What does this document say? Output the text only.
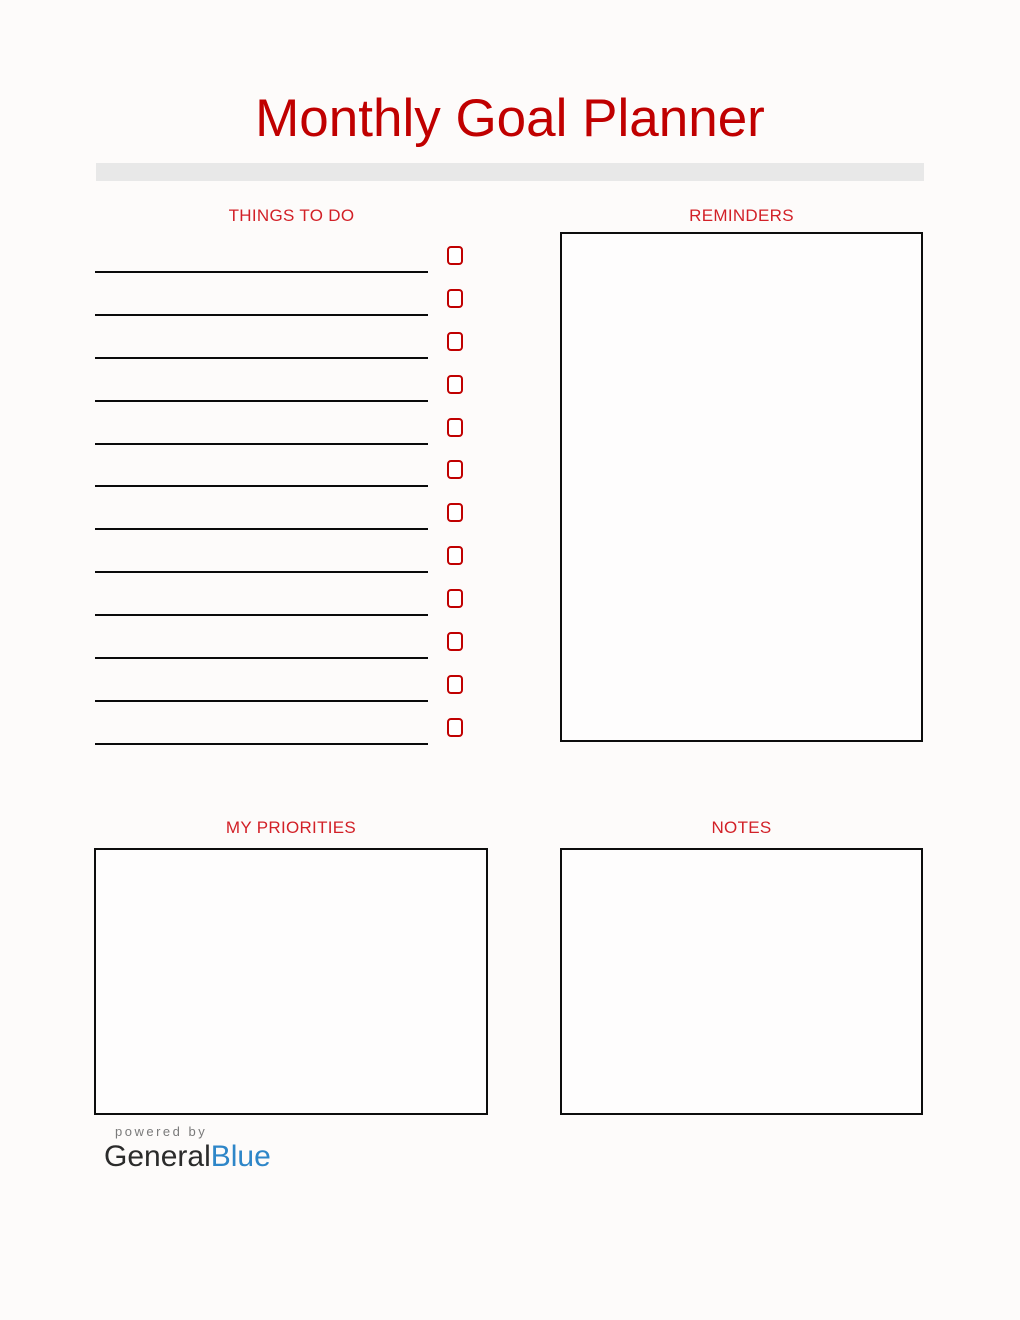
Monthly Goal Planner
THINGS TO DO	REMINDERS
MY PRIORITIES	NOTES
powered by
GeneralBlue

Exercise aim: Omit all pictures while transcribing the entries verbatim.

Output for this task:
What does this document say? Output the text only.
Monthly Goal Planner
THINGS TO DO	REMINDERS
MY PRIORITIES	NOTES
powered by
GeneralBlue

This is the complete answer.